----- MATERIAL FOR THIS TASK

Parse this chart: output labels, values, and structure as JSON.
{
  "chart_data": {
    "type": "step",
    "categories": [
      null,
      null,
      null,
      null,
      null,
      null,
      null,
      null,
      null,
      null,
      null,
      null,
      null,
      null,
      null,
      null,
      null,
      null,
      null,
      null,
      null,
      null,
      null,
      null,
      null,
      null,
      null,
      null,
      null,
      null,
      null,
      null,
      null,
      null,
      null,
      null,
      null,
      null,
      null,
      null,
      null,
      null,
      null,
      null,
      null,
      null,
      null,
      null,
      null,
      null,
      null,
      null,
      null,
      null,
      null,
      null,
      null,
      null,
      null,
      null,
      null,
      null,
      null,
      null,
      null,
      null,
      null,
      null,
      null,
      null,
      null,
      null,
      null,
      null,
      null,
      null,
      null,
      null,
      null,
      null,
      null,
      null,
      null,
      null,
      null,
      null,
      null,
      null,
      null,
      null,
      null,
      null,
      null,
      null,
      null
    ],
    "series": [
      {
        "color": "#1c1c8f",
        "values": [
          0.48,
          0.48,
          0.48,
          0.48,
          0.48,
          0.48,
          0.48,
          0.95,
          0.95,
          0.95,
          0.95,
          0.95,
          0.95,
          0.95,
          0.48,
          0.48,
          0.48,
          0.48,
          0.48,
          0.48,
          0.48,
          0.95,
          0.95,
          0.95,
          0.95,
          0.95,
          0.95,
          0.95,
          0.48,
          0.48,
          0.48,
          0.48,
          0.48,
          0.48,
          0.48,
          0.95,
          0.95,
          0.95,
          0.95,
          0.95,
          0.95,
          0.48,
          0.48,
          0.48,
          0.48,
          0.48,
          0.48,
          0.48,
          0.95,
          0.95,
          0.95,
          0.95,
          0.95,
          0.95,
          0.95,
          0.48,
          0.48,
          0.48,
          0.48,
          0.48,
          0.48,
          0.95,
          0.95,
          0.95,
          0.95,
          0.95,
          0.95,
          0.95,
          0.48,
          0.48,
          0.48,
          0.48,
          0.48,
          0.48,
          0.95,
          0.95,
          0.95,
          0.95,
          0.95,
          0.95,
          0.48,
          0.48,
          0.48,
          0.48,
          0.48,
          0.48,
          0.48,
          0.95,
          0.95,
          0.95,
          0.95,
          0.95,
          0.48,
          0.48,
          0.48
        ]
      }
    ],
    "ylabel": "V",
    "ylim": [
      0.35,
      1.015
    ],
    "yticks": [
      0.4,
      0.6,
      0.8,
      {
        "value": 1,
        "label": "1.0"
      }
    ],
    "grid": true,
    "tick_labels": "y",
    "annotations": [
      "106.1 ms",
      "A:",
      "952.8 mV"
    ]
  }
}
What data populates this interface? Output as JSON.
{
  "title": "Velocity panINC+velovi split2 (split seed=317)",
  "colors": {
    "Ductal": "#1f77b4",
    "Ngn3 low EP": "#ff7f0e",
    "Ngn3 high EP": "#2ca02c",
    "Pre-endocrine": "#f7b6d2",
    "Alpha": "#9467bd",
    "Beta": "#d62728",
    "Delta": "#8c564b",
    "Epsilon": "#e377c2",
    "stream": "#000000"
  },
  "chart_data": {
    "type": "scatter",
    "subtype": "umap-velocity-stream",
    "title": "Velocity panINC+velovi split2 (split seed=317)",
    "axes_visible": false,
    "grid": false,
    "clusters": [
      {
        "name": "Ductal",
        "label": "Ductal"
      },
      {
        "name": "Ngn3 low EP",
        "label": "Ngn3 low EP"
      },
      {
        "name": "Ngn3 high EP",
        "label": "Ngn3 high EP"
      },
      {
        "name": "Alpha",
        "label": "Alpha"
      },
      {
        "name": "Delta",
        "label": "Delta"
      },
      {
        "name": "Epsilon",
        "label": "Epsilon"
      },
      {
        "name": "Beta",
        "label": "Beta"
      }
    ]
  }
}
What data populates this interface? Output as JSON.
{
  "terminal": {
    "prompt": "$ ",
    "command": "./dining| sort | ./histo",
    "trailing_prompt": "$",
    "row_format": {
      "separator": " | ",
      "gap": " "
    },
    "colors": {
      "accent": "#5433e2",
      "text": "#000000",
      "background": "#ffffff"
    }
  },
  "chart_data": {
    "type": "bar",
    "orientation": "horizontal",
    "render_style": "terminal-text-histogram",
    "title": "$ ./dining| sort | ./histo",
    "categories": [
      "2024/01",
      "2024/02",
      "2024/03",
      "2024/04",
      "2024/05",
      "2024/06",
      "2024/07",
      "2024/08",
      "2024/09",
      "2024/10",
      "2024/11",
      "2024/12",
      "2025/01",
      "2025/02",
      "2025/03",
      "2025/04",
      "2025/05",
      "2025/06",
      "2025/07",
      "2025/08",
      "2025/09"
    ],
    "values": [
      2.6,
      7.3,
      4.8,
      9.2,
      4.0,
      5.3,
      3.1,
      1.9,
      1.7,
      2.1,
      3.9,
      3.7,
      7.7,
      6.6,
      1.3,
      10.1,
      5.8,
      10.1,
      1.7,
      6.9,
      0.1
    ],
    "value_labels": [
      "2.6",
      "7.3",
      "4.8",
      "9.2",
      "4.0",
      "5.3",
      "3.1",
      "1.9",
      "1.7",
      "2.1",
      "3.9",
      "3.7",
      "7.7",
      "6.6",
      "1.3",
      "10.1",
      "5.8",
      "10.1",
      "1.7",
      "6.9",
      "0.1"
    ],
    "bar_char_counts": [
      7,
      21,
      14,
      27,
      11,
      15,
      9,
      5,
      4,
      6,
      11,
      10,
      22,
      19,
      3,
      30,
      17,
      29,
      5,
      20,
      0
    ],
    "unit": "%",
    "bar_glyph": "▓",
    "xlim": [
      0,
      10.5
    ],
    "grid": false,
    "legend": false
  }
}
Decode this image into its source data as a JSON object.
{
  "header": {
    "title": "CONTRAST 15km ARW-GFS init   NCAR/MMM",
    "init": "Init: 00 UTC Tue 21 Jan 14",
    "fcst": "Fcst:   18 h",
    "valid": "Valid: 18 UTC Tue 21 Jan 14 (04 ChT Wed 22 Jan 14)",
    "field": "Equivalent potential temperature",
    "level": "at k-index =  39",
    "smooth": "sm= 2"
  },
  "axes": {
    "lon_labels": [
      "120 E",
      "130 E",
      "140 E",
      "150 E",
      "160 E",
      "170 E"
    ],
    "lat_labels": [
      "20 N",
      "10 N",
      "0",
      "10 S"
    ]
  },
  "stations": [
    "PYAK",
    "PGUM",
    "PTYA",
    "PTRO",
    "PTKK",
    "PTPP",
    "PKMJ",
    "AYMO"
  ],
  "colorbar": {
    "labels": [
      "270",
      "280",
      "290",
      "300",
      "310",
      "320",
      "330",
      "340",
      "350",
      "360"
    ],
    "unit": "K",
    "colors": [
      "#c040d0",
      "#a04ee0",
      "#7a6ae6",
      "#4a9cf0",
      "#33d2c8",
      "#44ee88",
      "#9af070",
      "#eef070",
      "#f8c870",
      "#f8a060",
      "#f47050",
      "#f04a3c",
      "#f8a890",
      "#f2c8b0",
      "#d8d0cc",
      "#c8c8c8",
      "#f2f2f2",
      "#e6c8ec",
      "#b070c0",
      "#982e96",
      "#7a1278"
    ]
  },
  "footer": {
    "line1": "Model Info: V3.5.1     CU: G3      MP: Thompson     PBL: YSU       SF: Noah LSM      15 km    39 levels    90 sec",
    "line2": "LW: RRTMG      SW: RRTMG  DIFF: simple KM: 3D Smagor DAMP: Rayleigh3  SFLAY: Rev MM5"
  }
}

----------

# AIM OF THE TASK:
Determine how many lines contain the word "seed" and reply with that number alone.

# SOLUTION TO THIS PROBLEM:
2